*Aim:*
Identify and pull out each line of the entries in which "Taken" occurs.

━━ Source data ━━

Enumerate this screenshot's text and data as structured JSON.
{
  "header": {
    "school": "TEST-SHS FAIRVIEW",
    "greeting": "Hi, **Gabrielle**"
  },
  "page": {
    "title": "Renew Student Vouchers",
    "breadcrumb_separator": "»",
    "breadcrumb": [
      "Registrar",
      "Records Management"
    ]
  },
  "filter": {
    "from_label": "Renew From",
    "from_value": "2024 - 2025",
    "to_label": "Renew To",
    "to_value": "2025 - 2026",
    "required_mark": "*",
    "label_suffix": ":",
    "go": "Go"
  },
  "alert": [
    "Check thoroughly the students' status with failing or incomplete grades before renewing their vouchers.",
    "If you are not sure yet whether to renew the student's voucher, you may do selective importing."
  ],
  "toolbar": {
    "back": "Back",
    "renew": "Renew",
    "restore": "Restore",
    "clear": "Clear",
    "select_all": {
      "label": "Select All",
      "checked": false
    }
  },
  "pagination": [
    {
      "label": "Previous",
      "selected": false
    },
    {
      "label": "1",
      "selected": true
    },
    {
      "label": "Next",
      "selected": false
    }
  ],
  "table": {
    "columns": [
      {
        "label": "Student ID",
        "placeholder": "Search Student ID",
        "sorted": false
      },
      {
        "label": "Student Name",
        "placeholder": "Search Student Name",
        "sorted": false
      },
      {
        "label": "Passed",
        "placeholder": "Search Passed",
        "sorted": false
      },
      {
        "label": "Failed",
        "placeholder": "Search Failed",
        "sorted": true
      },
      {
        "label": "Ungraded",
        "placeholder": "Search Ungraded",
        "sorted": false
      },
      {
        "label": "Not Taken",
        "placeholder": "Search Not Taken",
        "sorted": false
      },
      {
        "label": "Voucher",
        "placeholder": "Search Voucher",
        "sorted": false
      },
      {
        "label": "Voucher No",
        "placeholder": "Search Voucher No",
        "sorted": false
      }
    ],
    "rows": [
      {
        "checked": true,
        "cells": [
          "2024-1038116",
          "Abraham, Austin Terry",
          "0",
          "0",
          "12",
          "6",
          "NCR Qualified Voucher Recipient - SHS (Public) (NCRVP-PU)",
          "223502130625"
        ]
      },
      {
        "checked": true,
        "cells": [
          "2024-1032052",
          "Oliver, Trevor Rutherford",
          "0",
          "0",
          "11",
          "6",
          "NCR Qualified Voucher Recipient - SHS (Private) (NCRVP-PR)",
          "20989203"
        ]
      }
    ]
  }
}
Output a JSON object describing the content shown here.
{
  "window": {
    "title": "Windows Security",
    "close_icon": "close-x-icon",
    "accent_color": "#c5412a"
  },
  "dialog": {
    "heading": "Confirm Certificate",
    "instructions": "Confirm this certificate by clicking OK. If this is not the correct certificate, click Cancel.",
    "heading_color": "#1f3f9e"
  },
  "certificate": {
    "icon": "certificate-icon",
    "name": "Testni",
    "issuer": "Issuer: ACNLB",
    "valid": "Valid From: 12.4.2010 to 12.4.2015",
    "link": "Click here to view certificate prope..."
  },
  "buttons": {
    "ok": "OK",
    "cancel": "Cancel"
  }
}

━━━

*Result for this exercise:*
        "label": "Not Taken",
        "placeholder": "Search Not Taken",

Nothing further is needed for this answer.